(WHAT NEEDS TO BE DONE) Transcribe the data in full and exactly, omitting any pictures.

(RECORDS TO PROCESS)
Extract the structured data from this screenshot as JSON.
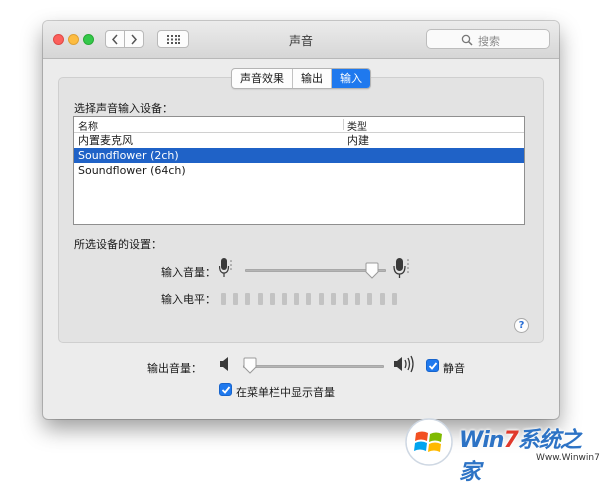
{
  "window": {
    "title": "声音"
  },
  "search": {
    "placeholder": "搜索"
  },
  "tabs": [
    {
      "label": "声音效果",
      "active": false
    },
    {
      "label": "输出",
      "active": false
    },
    {
      "label": "输入",
      "active": true
    }
  ],
  "input": {
    "select_label": "选择声音输入设备：",
    "columns": [
      "名称",
      "类型"
    ],
    "devices": [
      {
        "name": "内置麦克风",
        "type": "内建",
        "selected": false
      },
      {
        "name": "Soundflower (2ch)",
        "type": "",
        "selected": true
      },
      {
        "name": "Soundflower (64ch)",
        "type": "",
        "selected": false
      }
    ],
    "settings_label": "所选设备的设置：",
    "volume_label": "输入音量：",
    "volume_level": 0.9,
    "level_label": "输入电平：",
    "level_bar_count": 15,
    "level_active": 0
  },
  "output": {
    "volume_label": "输出音量：",
    "volume_level": 0.05,
    "mute_label": "静音",
    "mute_checked": true,
    "menubar_label": "在菜单栏中显示音量",
    "menubar_checked": true
  },
  "watermark": {
    "brand_prefix": "Win",
    "brand_digit": "7",
    "brand_suffix": "系统之家",
    "site": "Www.Winwin7.com"
  },
  "colors": {
    "accent": "#1f79ee",
    "selection": "#1f62c7",
    "close": "#fc605c",
    "minimize": "#fdbc40",
    "zoom": "#34c84a"
  }
}
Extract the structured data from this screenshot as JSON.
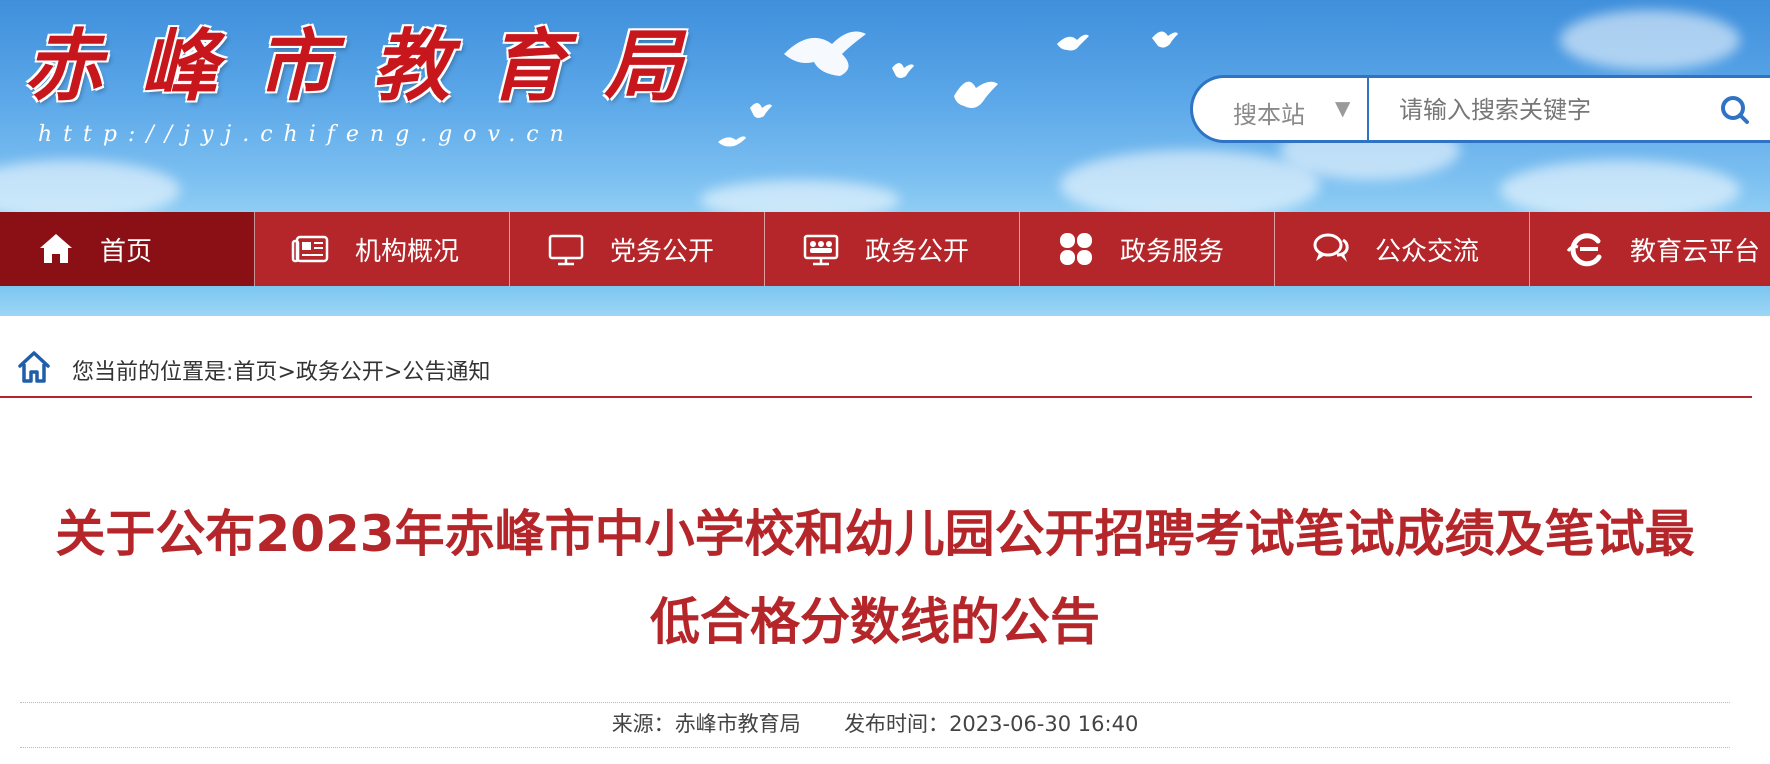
{
  "site": {
    "logo_text": "赤峰市教育局",
    "url": "http://jyj.chifeng.gov.cn"
  },
  "search": {
    "scope_label": "搜本站",
    "scope_arrow": "▼",
    "placeholder": "请输入搜索关键字"
  },
  "nav": {
    "items": [
      {
        "label": "首页",
        "icon": "home-icon",
        "active": true
      },
      {
        "label": "机构概况",
        "icon": "newspaper-icon"
      },
      {
        "label": "党务公开",
        "icon": "monitor-icon"
      },
      {
        "label": "政务公开",
        "icon": "board-icon"
      },
      {
        "label": "政务服务",
        "icon": "clover-icon"
      },
      {
        "label": "公众交流",
        "icon": "chat-icon"
      },
      {
        "label": "教育云平台",
        "icon": "cloud-e-icon"
      }
    ]
  },
  "breadcrumb": {
    "prefix": "您当前的位置是:",
    "items": [
      "首页",
      "政务公开",
      "公告通知"
    ],
    "separator": ">"
  },
  "article": {
    "title_line1": "关于公布2023年赤峰市中小学校和幼儿园公开招聘考试笔试成绩及笔试最",
    "title_line2": "低合格分数线的公告",
    "source_label": "来源：",
    "source": "赤峰市教育局",
    "date_label": "发布时间：",
    "date": "2023-06-30 16:40"
  },
  "colors": {
    "brand_red": "#b5262a",
    "active_nav_red": "#8a1015",
    "search_blue": "#2f73c4",
    "sky_blue": "#5aa6e8"
  }
}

(COMPLETED TASK)
Extract the structured data from this screenshot as JSON.
{
  "window": {
    "title": "声音"
  },
  "search": {
    "placeholder": "搜索"
  },
  "tabs": [
    {
      "label": "声音效果",
      "active": false
    },
    {
      "label": "输出",
      "active": false
    },
    {
      "label": "输入",
      "active": true
    }
  ],
  "input": {
    "select_label": "选择声音输入设备：",
    "columns": [
      "名称",
      "类型"
    ],
    "devices": [
      {
        "name": "内置麦克风",
        "type": "内建",
        "selected": false
      },
      {
        "name": "Soundflower (2ch)",
        "type": "",
        "selected": true
      },
      {
        "name": "Soundflower (64ch)",
        "type": "",
        "selected": false
      }
    ],
    "settings_label": "所选设备的设置：",
    "volume_label": "输入音量：",
    "volume_level": 0.9,
    "level_label": "输入电平：",
    "level_bar_count": 15,
    "level_active": 0
  },
  "output": {
    "volume_label": "输出音量：",
    "volume_level": 0.05,
    "mute_label": "静音",
    "mute_checked": true,
    "menubar_label": "在菜单栏中显示音量",
    "menubar_checked": true
  },
  "watermark": {
    "brand_prefix": "Win",
    "brand_digit": "7",
    "brand_suffix": "系统之家",
    "site": "Www.Winwin7.com"
  },
  "colors": {
    "accent": "#1f79ee",
    "selection": "#1f62c7",
    "close": "#fc605c",
    "minimize": "#fdbc40",
    "zoom": "#34c84a"
  }
}
Extract the structured data from this screenshot as JSON.
{
  "site": {
    "logo_text": "赤峰市教育局",
    "url": "http://jyj.chifeng.gov.cn"
  },
  "search": {
    "scope_label": "搜本站",
    "scope_arrow": "▼",
    "placeholder": "请输入搜索关键字"
  },
  "nav": {
    "items": [
      {
        "label": "首页",
        "icon": "home-icon",
        "active": true
      },
      {
        "label": "机构概况",
        "icon": "newspaper-icon"
      },
      {
        "label": "党务公开",
        "icon": "monitor-icon"
      },
      {
        "label": "政务公开",
        "icon": "board-icon"
      },
      {
        "label": "政务服务",
        "icon": "clover-icon"
      },
      {
        "label": "公众交流",
        "icon": "chat-icon"
      },
      {
        "label": "教育云平台",
        "icon": "cloud-e-icon"
      }
    ]
  },
  "breadcrumb": {
    "prefix": "您当前的位置是:",
    "items": [
      "首页",
      "政务公开",
      "公告通知"
    ],
    "separator": ">"
  },
  "article": {
    "title_line1": "关于公布2023年赤峰市中小学校和幼儿园公开招聘考试笔试成绩及笔试最",
    "title_line2": "低合格分数线的公告",
    "source_label": "来源：",
    "source": "赤峰市教育局",
    "date_label": "发布时间：",
    "date": "2023-06-30 16:40"
  },
  "colors": {
    "brand_red": "#b5262a",
    "active_nav_red": "#8a1015",
    "search_blue": "#2f73c4",
    "sky_blue": "#5aa6e8"
  }
}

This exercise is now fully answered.